- _Exercise brief_
Note each line that includes the word "JSON". Copy those lines.
━━━
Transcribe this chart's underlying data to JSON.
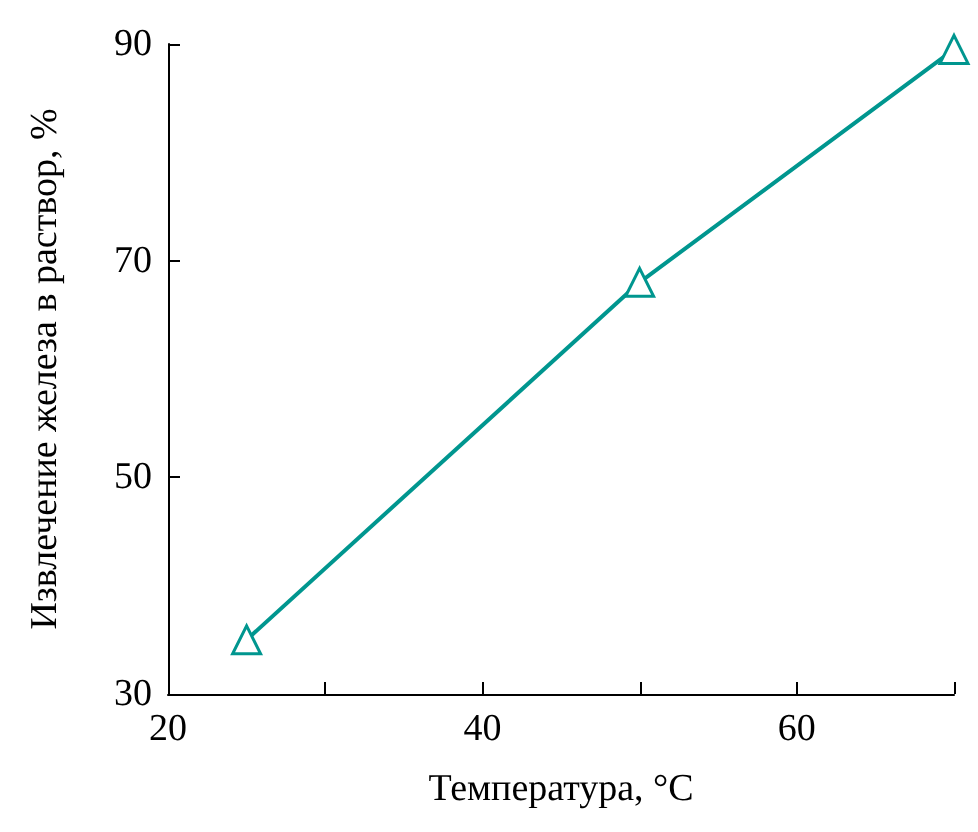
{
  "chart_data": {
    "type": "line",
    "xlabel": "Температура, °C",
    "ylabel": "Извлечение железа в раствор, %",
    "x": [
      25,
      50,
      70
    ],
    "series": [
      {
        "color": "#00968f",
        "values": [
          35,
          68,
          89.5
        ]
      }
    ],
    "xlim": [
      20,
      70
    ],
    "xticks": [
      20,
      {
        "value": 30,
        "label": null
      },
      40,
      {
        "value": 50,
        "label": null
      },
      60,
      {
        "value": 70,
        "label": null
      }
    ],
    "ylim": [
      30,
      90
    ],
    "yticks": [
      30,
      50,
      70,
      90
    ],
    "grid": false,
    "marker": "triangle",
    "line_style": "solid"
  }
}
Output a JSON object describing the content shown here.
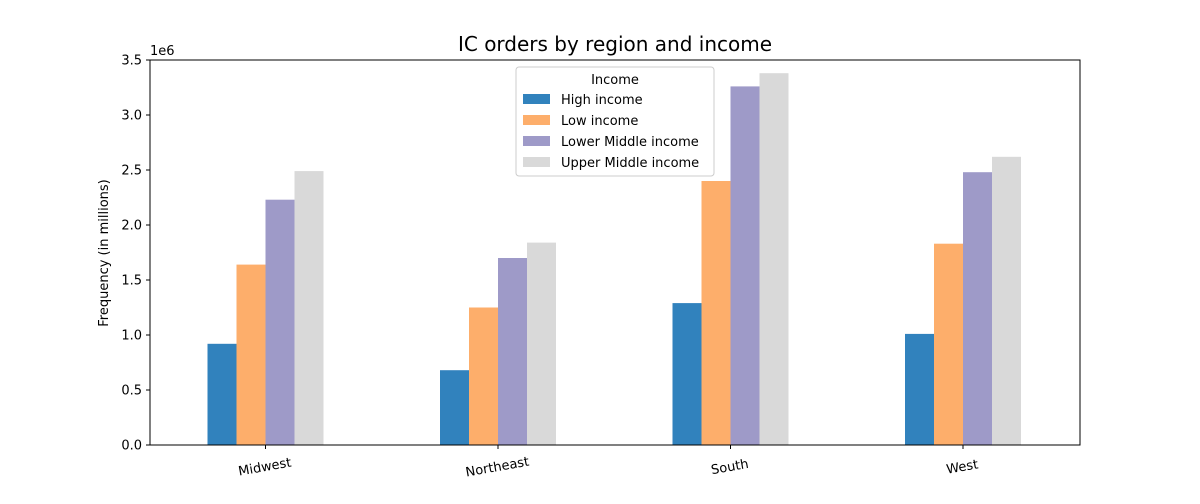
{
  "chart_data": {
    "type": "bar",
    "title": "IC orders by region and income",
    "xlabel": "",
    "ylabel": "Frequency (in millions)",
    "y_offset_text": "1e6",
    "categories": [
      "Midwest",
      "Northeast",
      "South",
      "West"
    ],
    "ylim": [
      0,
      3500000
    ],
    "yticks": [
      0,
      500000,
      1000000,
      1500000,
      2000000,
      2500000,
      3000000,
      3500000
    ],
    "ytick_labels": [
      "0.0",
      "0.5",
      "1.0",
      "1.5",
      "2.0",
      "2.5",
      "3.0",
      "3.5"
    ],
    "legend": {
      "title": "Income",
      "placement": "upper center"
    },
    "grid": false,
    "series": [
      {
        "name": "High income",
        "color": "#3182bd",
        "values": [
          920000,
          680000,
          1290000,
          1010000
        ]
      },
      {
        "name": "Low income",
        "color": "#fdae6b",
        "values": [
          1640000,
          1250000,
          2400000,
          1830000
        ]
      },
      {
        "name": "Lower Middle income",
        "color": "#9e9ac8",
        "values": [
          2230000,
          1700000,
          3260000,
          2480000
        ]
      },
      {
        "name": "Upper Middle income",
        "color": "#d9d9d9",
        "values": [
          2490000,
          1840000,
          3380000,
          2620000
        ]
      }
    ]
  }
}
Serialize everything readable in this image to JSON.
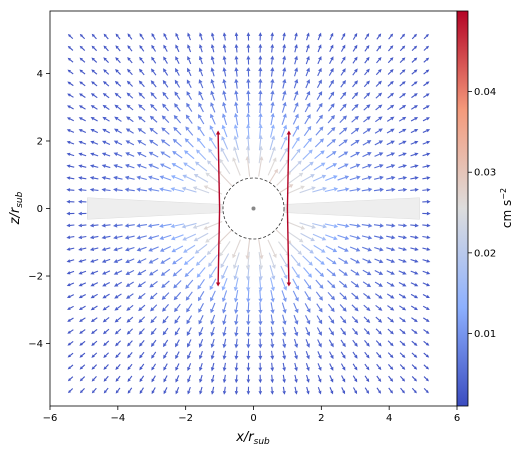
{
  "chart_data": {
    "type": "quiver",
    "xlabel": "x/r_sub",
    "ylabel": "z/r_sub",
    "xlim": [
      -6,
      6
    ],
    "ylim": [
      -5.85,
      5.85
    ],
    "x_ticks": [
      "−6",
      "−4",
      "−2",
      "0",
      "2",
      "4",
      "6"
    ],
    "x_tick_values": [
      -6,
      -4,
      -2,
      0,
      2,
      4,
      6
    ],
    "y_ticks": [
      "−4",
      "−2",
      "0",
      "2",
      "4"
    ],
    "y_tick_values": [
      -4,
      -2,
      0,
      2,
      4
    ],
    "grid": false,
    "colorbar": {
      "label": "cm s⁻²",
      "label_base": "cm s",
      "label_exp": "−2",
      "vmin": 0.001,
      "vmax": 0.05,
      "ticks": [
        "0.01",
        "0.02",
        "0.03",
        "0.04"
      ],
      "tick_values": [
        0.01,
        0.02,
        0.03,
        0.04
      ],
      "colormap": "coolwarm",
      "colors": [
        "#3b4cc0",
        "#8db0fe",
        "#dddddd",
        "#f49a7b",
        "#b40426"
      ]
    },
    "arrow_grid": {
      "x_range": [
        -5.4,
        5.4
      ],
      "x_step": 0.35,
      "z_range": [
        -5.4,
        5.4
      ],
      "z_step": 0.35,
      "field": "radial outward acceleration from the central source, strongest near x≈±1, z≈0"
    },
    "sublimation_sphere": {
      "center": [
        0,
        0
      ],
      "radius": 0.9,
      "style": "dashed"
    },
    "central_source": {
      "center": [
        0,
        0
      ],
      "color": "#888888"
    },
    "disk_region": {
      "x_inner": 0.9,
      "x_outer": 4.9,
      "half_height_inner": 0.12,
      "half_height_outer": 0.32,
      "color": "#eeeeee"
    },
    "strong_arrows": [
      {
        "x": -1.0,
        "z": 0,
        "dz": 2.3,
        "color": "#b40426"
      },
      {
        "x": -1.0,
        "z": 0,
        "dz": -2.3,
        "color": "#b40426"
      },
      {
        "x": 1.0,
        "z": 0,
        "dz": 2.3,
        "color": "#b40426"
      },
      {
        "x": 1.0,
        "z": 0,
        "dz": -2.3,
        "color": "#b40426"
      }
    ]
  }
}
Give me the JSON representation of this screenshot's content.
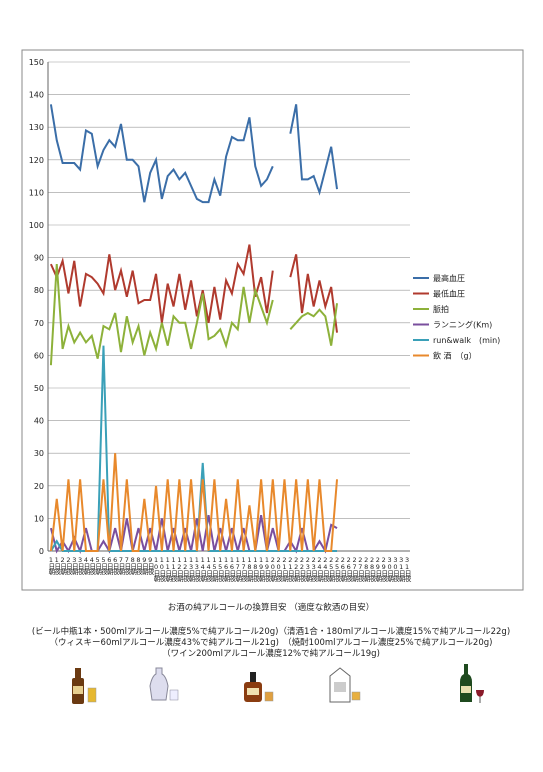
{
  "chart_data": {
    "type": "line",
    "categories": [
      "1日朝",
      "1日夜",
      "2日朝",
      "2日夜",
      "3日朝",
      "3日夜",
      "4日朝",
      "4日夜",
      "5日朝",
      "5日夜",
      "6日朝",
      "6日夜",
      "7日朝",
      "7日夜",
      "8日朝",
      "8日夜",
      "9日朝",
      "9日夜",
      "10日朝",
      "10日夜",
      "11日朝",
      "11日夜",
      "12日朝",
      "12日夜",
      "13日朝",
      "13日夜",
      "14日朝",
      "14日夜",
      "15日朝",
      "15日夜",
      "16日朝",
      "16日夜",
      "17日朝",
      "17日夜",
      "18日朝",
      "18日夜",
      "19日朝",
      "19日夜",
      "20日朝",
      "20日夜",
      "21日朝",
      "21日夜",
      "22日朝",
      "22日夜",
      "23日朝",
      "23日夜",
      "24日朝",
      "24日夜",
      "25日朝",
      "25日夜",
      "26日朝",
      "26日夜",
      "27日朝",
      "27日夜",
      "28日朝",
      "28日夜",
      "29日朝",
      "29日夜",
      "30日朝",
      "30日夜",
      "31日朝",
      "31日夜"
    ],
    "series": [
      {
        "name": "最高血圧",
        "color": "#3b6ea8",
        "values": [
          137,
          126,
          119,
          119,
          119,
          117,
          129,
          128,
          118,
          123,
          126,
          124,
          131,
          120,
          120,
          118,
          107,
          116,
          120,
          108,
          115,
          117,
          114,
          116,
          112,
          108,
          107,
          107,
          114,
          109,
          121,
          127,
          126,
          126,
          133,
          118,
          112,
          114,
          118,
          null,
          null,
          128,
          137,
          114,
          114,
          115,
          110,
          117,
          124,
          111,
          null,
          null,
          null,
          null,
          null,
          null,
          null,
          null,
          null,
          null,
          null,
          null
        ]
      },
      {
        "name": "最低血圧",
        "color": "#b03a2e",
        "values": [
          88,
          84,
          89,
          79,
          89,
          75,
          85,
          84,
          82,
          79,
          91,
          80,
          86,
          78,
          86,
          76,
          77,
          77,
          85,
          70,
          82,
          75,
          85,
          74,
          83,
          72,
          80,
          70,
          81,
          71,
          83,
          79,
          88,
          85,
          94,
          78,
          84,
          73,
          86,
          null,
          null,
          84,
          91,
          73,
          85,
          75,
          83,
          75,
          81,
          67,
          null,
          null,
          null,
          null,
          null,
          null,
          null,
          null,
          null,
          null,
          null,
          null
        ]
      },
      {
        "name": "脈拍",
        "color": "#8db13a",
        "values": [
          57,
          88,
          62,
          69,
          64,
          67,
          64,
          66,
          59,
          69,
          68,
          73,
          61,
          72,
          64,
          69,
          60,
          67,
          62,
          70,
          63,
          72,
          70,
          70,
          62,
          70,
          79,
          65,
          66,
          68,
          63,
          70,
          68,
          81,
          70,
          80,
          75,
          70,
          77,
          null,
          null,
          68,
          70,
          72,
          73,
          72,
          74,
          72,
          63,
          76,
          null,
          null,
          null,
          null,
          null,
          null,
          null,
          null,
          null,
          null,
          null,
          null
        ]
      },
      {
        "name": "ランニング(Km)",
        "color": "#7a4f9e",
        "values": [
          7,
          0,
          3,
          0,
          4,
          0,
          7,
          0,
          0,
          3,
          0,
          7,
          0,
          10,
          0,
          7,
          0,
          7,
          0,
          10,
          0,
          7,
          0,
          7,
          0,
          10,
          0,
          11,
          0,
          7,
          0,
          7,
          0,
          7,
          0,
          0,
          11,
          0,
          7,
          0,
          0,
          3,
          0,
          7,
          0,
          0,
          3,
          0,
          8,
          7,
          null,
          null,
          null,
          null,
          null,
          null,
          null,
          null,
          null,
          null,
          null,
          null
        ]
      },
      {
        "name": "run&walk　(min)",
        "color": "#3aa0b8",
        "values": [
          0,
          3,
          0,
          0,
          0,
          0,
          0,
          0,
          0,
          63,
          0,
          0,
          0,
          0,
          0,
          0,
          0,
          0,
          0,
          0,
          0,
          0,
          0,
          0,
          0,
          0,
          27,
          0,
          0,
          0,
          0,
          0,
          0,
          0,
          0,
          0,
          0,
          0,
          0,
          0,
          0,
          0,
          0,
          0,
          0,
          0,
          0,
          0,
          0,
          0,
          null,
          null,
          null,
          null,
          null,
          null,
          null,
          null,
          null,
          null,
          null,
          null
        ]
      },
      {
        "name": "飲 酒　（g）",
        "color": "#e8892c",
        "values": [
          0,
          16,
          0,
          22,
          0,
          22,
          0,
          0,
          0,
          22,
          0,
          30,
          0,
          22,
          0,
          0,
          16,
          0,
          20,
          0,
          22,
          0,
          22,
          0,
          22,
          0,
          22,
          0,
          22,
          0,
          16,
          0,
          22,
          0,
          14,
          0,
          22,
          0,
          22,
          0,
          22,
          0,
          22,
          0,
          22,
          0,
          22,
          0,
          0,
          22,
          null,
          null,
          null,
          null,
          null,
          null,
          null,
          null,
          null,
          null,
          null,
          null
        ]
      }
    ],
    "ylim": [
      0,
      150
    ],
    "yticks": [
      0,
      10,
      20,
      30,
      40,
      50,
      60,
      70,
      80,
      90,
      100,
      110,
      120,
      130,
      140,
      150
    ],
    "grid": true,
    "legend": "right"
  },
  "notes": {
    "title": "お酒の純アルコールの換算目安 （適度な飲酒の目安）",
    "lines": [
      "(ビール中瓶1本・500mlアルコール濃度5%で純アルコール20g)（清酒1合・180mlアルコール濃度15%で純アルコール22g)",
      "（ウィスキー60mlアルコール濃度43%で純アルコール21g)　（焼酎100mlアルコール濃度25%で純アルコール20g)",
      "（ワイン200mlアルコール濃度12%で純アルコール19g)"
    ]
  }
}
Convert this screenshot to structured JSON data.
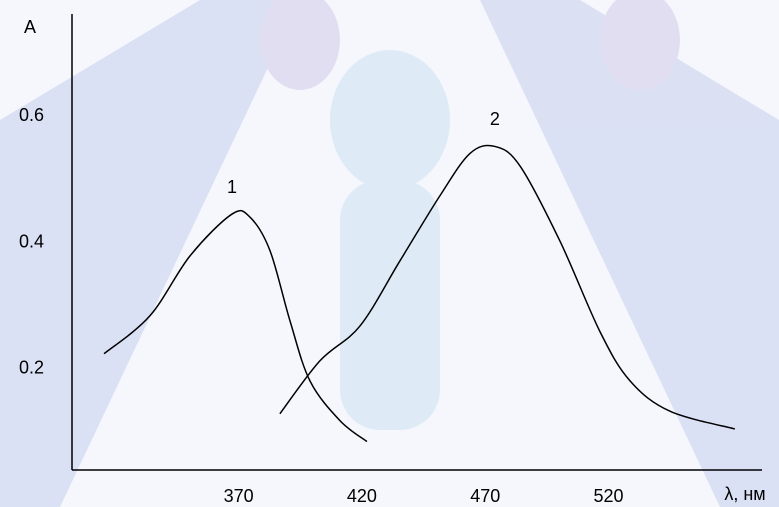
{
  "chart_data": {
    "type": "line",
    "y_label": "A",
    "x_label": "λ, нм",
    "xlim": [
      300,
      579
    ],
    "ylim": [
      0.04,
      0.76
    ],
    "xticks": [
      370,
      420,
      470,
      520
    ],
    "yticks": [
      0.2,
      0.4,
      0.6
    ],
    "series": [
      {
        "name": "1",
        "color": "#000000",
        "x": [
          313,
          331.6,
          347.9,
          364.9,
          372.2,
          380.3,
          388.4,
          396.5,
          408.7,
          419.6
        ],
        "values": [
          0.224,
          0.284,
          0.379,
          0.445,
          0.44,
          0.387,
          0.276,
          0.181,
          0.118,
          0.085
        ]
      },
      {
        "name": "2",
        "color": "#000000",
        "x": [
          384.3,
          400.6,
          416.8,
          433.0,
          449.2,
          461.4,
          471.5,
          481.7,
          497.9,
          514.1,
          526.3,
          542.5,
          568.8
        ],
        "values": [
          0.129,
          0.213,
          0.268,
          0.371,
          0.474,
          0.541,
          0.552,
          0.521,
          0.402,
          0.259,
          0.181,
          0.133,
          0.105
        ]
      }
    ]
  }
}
━━━
- _Output below_
Transcribe this chart's underlying data to JSON.
Output a JSON object describing the content shown here.
Serialize everything readable in this image to JSON.
Give me the JSON representation of this screenshot's content.
Convert this screenshot to structured JSON data.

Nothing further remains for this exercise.